▸ **SET EXERCISE**: Search the data for the word "JSON". Reproduce every line where it is found.
[BEGIN INPUT ROWS]
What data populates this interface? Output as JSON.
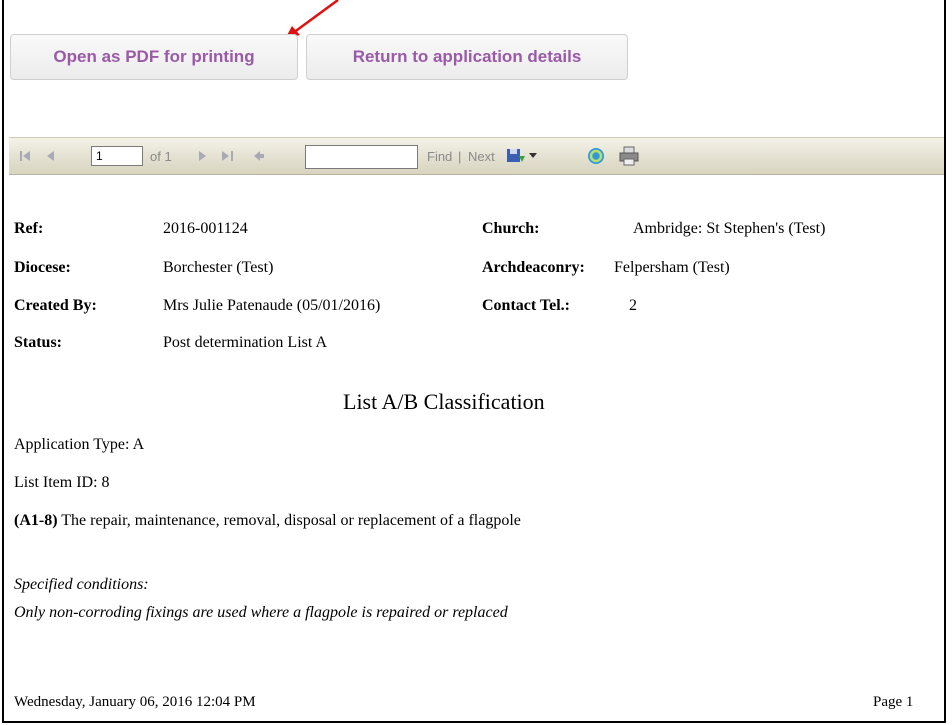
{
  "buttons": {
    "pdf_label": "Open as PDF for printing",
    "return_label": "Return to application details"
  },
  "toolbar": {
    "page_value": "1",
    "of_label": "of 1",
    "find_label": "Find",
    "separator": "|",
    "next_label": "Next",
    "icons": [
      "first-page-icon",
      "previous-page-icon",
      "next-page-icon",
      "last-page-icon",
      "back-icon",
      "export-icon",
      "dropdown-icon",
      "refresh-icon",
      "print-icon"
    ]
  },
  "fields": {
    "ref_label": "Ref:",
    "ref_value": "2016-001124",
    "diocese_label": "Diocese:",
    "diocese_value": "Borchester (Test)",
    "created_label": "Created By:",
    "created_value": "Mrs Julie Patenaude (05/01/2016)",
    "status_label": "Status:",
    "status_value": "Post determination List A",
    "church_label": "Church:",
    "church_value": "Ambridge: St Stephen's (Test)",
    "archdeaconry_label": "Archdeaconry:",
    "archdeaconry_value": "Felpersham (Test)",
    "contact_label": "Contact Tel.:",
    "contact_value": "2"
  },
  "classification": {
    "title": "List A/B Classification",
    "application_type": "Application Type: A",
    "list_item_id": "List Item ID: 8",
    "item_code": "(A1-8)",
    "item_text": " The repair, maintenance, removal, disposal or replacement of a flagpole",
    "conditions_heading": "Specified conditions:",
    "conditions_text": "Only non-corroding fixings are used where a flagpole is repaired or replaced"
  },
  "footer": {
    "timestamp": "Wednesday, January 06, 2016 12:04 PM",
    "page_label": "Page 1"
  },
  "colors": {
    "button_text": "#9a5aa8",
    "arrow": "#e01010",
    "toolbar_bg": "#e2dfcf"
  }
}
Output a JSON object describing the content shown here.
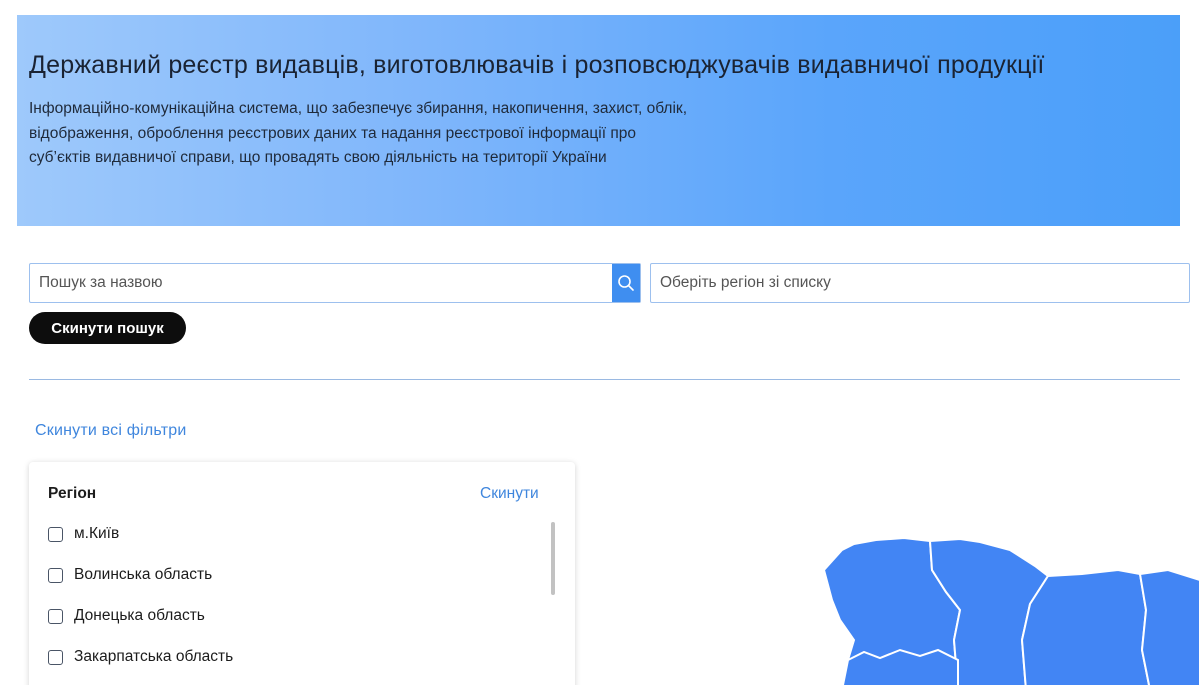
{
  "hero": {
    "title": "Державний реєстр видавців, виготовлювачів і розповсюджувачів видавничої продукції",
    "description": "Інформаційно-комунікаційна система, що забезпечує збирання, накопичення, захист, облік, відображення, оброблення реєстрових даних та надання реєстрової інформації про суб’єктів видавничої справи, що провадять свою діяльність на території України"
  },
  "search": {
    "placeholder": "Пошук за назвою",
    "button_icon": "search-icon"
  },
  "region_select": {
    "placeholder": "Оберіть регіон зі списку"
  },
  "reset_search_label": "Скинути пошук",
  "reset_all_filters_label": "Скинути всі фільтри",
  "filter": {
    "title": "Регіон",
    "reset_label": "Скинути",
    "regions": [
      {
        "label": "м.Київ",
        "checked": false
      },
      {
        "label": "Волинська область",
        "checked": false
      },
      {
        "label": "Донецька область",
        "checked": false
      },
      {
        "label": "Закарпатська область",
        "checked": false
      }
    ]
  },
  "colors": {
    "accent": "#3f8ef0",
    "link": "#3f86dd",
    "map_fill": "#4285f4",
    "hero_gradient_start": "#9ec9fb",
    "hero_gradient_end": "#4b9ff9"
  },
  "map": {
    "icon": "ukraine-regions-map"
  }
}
[END INPUT ROWS]
▸ **RESULT FOR THIS EXERCISE**:
What data populates this interface? Output as JSON.
Output a JSON object describing the content shown here.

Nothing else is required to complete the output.